═══ Text excerpt

The dates and sample sizes for each survey were: Dynata & Canada 20/20 August 2021: Conducted from Aug. 26 to 30, 2021 with an unweighted sample size of 1,433 (weighted to 1,200)

Lucid August 2021: Conducted from Aug. 26 to 30, 2021 with an unweighted sample size of 1,373 (weighted to 1,200)

Dynata & Canada 20/20 September 2021: Conducted from Sept. 10 to 12, 2021 with an unweighted sample size of 1,831 (weighted to 1,200)

Lucid September 2021: Conducted from Sept. 10 to 12, 2021 with an unweighted sample size of 1,372 (weighted to 1,200)

The combined sample is weighted to n=4,800 by age, gender and provincial sub-regions using the latest Statistics Canada Census data. Results are weighted to ensure that the overall sample’s composition reflects that of the actual population to provide results that are intended to approximate a probability sample. Results for the latter three surveys were weighted to match the reported past vote from the first survey to avoid any biases across panels.

══════
═══ Supplied records

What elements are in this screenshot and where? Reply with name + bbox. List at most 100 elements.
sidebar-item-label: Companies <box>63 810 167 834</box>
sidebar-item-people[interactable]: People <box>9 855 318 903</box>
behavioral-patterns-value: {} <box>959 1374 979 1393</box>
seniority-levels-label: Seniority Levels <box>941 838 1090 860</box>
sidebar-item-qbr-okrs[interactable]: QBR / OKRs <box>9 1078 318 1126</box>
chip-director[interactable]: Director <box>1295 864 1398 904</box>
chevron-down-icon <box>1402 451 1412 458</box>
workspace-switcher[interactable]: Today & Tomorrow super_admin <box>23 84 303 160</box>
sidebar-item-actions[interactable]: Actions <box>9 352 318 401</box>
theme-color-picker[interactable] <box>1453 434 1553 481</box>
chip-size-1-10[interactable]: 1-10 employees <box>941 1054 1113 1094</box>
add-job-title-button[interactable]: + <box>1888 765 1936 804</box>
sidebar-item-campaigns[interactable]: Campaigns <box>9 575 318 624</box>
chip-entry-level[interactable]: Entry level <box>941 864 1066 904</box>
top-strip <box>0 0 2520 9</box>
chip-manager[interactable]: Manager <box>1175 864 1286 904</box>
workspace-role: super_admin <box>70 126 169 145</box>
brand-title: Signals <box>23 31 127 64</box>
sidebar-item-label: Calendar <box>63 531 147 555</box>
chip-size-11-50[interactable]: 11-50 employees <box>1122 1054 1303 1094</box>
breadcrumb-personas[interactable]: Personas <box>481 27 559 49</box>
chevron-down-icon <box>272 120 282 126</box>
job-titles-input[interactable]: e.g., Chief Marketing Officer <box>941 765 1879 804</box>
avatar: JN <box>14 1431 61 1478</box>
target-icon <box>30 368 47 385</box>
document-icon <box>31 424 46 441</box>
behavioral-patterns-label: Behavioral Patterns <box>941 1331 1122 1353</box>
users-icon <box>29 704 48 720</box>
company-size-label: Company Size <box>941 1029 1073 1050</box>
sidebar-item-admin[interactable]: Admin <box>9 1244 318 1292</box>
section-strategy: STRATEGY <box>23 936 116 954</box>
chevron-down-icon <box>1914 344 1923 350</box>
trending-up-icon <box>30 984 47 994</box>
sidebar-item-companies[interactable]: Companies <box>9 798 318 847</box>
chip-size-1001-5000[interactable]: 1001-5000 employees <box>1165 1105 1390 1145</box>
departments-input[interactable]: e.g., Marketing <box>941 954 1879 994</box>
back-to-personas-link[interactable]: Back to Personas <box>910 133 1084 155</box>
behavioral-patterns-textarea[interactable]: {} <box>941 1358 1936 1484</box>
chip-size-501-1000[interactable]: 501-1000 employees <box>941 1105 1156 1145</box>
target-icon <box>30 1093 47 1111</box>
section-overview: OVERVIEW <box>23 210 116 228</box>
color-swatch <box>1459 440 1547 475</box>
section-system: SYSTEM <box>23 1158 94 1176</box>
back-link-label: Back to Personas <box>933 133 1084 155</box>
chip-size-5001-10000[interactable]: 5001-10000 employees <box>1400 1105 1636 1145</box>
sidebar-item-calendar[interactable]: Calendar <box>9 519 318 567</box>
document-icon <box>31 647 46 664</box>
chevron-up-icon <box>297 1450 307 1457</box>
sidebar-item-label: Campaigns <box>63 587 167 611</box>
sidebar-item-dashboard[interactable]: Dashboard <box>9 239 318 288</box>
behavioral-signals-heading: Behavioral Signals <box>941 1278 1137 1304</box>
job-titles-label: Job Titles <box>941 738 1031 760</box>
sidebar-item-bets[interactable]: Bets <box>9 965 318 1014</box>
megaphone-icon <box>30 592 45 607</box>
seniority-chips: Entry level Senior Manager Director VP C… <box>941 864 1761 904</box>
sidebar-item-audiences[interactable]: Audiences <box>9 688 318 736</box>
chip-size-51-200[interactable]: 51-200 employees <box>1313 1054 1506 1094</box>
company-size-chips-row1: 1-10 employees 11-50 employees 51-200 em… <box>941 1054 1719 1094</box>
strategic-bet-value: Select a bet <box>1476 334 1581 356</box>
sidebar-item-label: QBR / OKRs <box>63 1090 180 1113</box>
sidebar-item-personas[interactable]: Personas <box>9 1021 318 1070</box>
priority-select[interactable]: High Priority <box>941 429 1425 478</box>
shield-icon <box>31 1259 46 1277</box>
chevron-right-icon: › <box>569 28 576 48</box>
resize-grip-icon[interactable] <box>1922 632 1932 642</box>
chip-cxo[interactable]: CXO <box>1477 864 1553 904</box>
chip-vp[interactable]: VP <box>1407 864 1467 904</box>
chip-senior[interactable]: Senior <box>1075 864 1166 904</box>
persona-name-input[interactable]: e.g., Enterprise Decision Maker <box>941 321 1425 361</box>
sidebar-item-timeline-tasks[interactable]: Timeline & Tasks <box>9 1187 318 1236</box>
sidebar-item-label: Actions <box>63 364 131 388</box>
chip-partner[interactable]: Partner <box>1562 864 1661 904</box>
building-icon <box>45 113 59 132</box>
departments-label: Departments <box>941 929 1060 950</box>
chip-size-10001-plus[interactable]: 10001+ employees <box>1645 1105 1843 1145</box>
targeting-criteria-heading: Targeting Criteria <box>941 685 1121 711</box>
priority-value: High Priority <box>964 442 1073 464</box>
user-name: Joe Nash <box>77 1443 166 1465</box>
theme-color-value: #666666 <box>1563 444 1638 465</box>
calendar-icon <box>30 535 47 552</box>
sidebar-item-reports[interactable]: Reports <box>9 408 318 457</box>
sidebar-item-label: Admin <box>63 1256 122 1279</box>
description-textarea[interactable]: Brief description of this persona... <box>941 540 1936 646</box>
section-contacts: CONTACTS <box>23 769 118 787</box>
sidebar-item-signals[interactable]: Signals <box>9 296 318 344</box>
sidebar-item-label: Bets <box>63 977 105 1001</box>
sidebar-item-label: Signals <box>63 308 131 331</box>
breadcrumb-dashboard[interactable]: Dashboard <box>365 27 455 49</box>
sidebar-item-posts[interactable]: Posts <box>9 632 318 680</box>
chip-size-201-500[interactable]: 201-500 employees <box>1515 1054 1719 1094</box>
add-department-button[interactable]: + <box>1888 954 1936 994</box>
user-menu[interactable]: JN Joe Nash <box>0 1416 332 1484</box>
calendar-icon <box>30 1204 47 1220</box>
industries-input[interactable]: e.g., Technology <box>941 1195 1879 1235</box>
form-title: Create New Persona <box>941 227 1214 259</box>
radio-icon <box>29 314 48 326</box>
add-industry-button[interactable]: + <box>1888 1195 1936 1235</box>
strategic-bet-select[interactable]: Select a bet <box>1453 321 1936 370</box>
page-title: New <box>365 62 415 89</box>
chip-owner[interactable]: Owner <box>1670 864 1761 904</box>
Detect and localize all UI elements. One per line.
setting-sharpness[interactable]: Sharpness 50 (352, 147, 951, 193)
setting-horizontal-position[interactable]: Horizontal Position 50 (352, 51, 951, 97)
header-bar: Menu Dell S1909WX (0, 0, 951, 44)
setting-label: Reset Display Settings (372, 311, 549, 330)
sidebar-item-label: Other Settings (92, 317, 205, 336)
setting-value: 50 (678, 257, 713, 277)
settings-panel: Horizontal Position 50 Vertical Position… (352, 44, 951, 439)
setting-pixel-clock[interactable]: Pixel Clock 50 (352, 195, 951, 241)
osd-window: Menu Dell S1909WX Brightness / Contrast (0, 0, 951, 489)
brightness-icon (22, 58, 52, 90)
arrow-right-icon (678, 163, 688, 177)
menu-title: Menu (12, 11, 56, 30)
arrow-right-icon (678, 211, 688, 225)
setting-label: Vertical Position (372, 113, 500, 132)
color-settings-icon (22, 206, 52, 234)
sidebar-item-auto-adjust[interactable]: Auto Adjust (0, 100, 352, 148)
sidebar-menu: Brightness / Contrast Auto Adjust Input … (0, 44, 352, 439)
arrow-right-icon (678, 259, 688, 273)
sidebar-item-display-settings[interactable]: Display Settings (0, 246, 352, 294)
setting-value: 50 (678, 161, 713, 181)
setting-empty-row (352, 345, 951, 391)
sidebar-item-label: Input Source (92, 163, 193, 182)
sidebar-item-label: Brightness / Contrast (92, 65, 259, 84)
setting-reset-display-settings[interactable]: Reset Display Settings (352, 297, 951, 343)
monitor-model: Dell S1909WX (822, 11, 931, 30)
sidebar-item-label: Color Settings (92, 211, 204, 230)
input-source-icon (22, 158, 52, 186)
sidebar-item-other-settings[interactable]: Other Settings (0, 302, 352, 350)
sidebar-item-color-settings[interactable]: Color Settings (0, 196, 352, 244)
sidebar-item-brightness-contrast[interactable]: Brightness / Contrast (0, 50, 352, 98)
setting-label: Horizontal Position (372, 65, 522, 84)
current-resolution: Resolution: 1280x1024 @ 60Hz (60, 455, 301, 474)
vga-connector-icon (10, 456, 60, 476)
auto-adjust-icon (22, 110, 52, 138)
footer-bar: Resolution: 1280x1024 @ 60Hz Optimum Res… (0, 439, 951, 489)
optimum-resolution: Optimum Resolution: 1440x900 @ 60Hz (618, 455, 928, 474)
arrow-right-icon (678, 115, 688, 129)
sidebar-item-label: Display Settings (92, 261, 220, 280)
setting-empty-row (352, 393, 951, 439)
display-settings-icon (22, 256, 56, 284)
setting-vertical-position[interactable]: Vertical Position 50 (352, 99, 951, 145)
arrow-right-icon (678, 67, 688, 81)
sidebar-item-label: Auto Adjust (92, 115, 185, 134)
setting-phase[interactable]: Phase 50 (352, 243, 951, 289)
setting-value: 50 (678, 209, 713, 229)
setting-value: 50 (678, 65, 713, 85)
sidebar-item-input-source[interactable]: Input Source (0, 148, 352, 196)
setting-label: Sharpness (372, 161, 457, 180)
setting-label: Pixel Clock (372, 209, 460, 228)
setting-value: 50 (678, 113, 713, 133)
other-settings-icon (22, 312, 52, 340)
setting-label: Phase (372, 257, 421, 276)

══════

Challenge 1 >>
From the survey methodology text, extract the passage starting at "The dates and" and ending at "1,433 (weighted to 1,200)".
Challenge 2 >>
Decide whether each statement agrees with the survey methodology text, answering yes or no and quoting the words that settle it: (a) The Lucid September 2021 survey was conducted from Sept. 10 to 12, 2021. (b) The combined sample is weighted by age, gender and income. (c) The Dynata & Canada 20/20 August 2021 survey had an unweighted sample size of 1,831.
Challenge 3 >>
Turn the paragraph of the survey methodology text that begins "The combined sample is weighted" into a short list that keeps its main facts.

Written answer 1 >>
The dates and sample sizes for each survey were: Dynata & Canada 20/20 August 2021: Conducted from Aug. 26 to 30, 2021 with an unweighted sample size of 1,433 (weighted to 1,200)

Written answer 2 >>
(a) Yes: "Lucid September 2021: Conducted from Sept. 10 to 12, 2021"
(b) No: "weighted to n=4,800 by age, gender and provincial sub-regions"
(c) No: "Dynata & Canada 20/20 August 2021: Conducted from Aug. 26 to 30, 2021 with an unweighted sample size of 1,433"

Written answer 3 >>
- The combined sample is weighted to n=4,800 by age, gender and provincial sub-regions, using the latest Statistics Canada Census data.
- The weighting makes the overall sample's composition reflect the actual population, so the results approximate a probability sample.
- Results for the latter three surveys were weighted to match the past vote reported in the first survey, to avoid biases across panels.